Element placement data
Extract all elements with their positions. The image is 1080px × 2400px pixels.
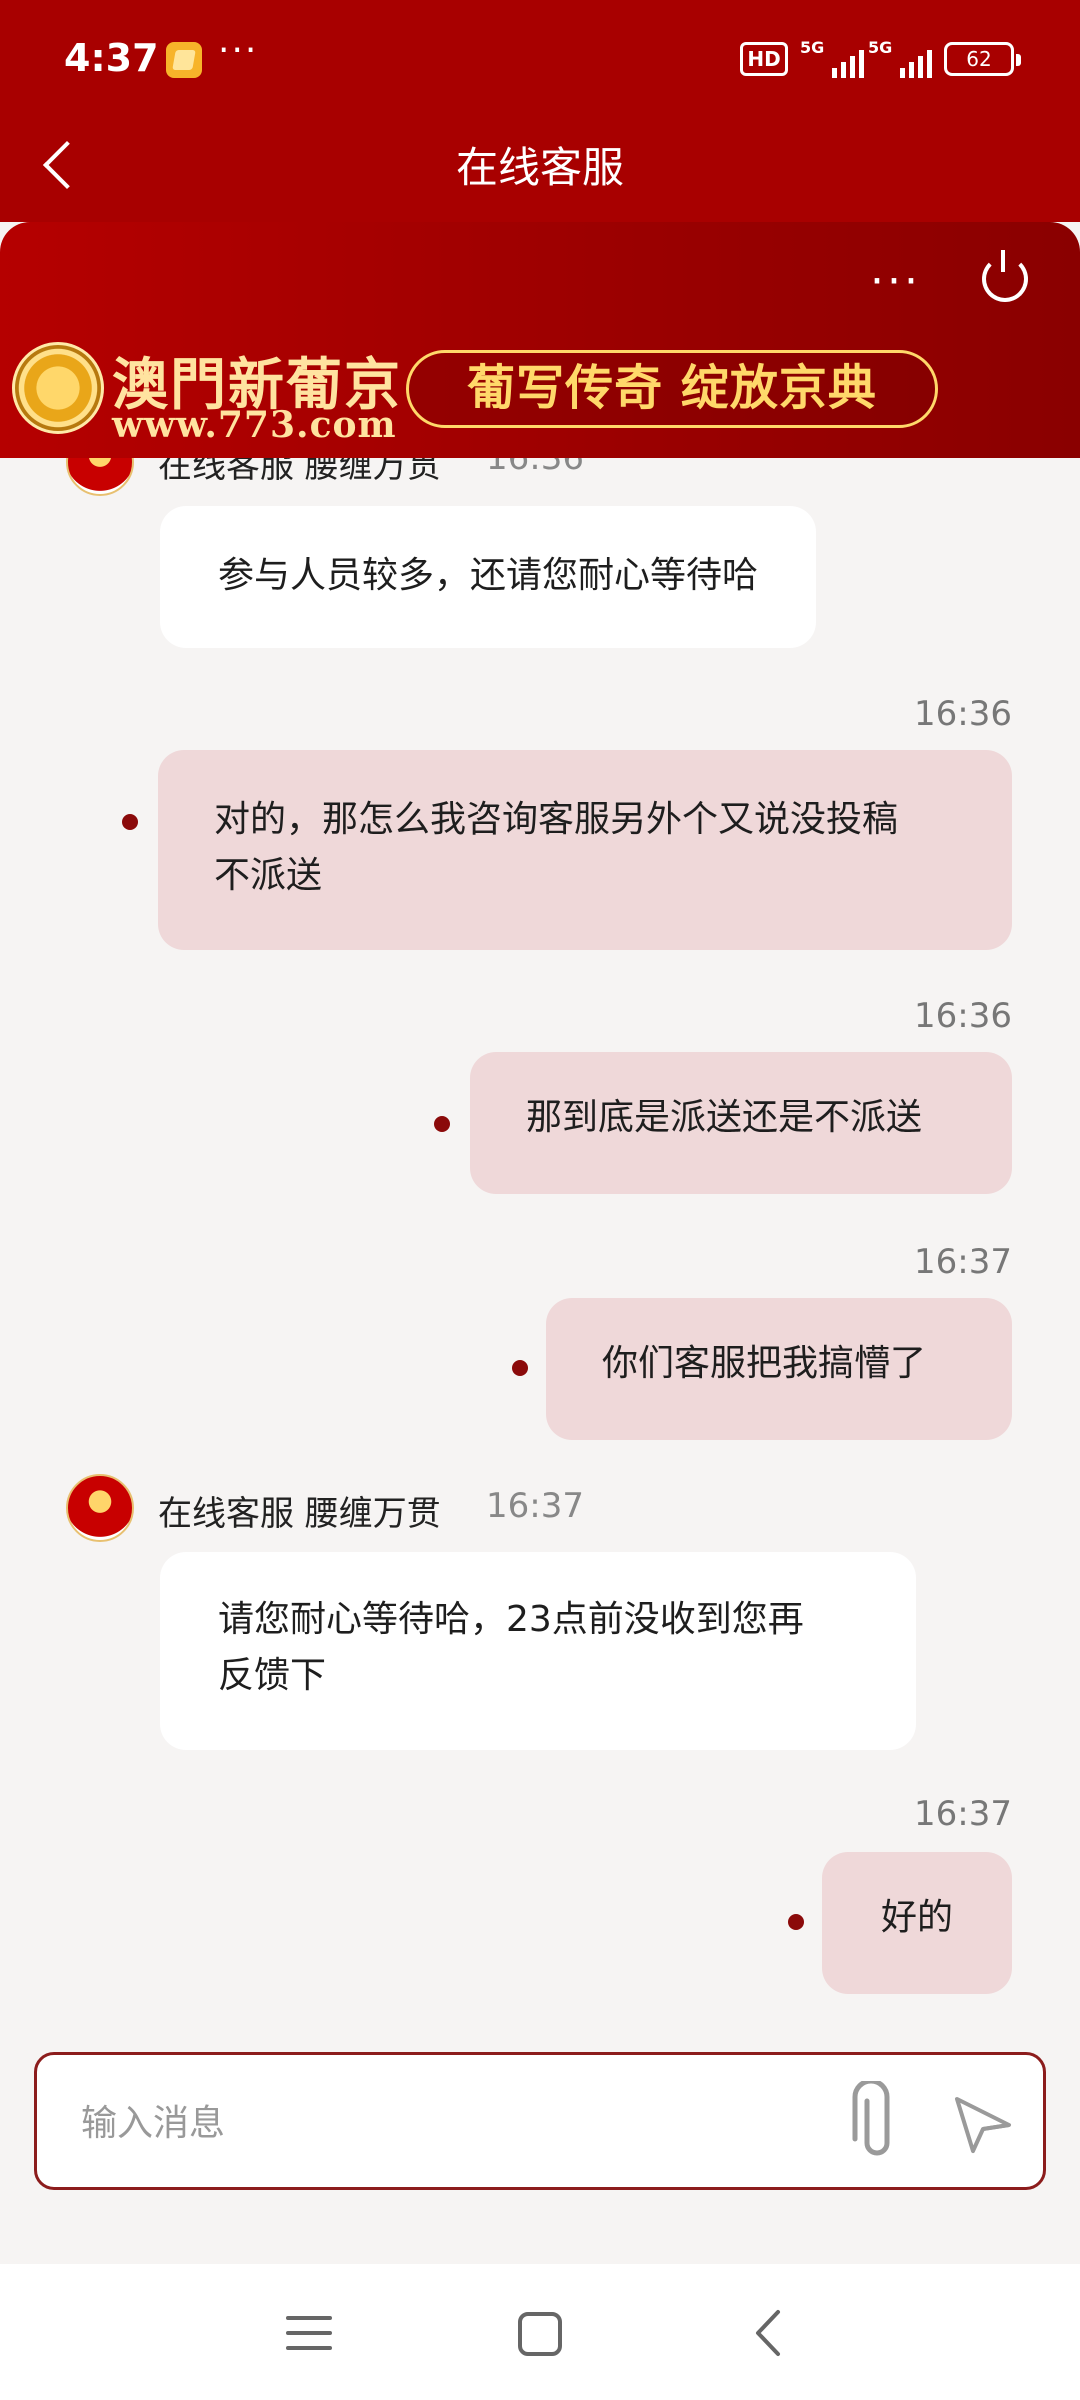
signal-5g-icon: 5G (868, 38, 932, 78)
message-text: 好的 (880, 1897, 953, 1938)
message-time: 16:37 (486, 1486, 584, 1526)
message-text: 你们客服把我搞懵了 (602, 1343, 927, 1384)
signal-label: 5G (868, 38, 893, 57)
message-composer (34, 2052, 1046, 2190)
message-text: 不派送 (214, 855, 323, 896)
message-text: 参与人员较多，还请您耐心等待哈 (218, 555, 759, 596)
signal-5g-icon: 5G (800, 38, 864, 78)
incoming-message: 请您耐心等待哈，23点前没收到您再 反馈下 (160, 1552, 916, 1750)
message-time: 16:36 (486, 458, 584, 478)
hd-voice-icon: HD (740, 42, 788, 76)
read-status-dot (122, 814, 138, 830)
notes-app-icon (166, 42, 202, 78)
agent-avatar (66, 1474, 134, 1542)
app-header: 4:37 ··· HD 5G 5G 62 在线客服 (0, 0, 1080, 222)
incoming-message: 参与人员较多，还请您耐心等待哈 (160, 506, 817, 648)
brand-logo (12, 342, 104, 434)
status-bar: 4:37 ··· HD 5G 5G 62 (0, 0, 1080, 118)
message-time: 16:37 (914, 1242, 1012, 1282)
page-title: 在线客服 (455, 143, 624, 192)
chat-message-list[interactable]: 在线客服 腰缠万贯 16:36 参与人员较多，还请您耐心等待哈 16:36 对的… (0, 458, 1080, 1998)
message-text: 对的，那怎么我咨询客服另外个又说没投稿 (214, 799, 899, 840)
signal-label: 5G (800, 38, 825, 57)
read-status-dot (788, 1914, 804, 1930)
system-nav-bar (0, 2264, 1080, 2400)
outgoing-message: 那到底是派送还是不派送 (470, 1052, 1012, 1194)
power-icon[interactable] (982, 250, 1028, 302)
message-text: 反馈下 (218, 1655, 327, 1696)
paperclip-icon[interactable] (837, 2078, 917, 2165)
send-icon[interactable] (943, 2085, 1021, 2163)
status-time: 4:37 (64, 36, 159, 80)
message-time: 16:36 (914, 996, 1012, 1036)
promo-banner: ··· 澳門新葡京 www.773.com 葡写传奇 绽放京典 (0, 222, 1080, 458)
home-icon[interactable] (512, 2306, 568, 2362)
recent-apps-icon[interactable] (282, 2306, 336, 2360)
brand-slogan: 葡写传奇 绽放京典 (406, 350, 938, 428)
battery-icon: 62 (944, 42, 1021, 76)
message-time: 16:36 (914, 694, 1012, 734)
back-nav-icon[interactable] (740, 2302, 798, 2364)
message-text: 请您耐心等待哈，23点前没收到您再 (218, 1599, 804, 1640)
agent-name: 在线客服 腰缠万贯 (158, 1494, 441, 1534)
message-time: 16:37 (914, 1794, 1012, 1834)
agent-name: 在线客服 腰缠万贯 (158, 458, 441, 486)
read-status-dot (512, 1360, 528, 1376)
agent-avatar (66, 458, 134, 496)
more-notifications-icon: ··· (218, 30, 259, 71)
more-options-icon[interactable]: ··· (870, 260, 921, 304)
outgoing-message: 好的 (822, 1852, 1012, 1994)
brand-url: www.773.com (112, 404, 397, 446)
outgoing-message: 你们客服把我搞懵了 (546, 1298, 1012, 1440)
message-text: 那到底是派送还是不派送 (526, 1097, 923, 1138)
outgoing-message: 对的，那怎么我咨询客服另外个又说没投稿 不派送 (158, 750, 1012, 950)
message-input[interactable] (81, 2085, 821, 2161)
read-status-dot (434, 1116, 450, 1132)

## What you have to do
Rewrite the material above with every "read-status-dot" changed to "read-indicator" and nothing else altered. Leave the pictures out.

## Completed task
Extract all elements with their positions. The image is 1080px × 2400px pixels.
signal-5g-icon: 5G (868, 38, 932, 78)
message-text: 好的 (880, 1897, 953, 1938)
message-time: 16:37 (486, 1486, 584, 1526)
message-text: 你们客服把我搞懵了 (602, 1343, 927, 1384)
signal-label: 5G (868, 38, 893, 57)
message-composer (34, 2052, 1046, 2190)
message-text: 不派送 (214, 855, 323, 896)
message-text: 参与人员较多，还请您耐心等待哈 (218, 555, 759, 596)
signal-5g-icon: 5G (800, 38, 864, 78)
incoming-message: 请您耐心等待哈，23点前没收到您再 反馈下 (160, 1552, 916, 1750)
message-time: 16:36 (486, 458, 584, 478)
hd-voice-icon: HD (740, 42, 788, 76)
read-indicator (122, 814, 138, 830)
notes-app-icon (166, 42, 202, 78)
agent-avatar (66, 1474, 134, 1542)
app-header: 4:37 ··· HD 5G 5G 62 在线客服 (0, 0, 1080, 222)
incoming-message: 参与人员较多，还请您耐心等待哈 (160, 506, 817, 648)
brand-logo (12, 342, 104, 434)
status-bar: 4:37 ··· HD 5G 5G 62 (0, 0, 1080, 118)
message-time: 16:37 (914, 1242, 1012, 1282)
page-title: 在线客服 (455, 143, 624, 192)
chat-message-list[interactable]: 在线客服 腰缠万贯 16:36 参与人员较多，还请您耐心等待哈 16:36 对的… (0, 458, 1080, 1998)
message-text: 对的，那怎么我咨询客服另外个又说没投稿 (214, 799, 899, 840)
signal-label: 5G (800, 38, 825, 57)
read-indicator (788, 1914, 804, 1930)
system-nav-bar (0, 2264, 1080, 2400)
outgoing-message: 那到底是派送还是不派送 (470, 1052, 1012, 1194)
power-icon[interactable] (982, 250, 1028, 302)
message-text: 反馈下 (218, 1655, 327, 1696)
paperclip-icon[interactable] (837, 2078, 917, 2165)
send-icon[interactable] (943, 2085, 1021, 2163)
status-time: 4:37 (64, 36, 159, 80)
message-time: 16:36 (914, 996, 1012, 1036)
promo-banner: ··· 澳門新葡京 www.773.com 葡写传奇 绽放京典 (0, 222, 1080, 458)
home-icon[interactable] (512, 2306, 568, 2362)
recent-apps-icon[interactable] (282, 2306, 336, 2360)
brand-slogan: 葡写传奇 绽放京典 (406, 350, 938, 428)
battery-icon: 62 (944, 42, 1021, 76)
message-time: 16:36 (914, 694, 1012, 734)
back-nav-icon[interactable] (740, 2302, 798, 2364)
message-text: 请您耐心等待哈，23点前没收到您再 (218, 1599, 804, 1640)
agent-name: 在线客服 腰缠万贯 (158, 1494, 441, 1534)
message-time: 16:37 (914, 1794, 1012, 1834)
agent-name: 在线客服 腰缠万贯 (158, 458, 441, 486)
read-indicator (512, 1360, 528, 1376)
agent-avatar (66, 458, 134, 496)
more-notifications-icon: ··· (218, 30, 259, 71)
more-options-icon[interactable]: ··· (870, 260, 921, 304)
outgoing-message: 好的 (822, 1852, 1012, 1994)
brand-url: www.773.com (112, 404, 397, 446)
outgoing-message: 你们客服把我搞懵了 (546, 1298, 1012, 1440)
message-text: 那到底是派送还是不派送 (526, 1097, 923, 1138)
outgoing-message: 对的，那怎么我咨询客服另外个又说没投稿 不派送 (158, 750, 1012, 950)
message-input[interactable] (81, 2085, 821, 2161)
read-indicator (434, 1116, 450, 1132)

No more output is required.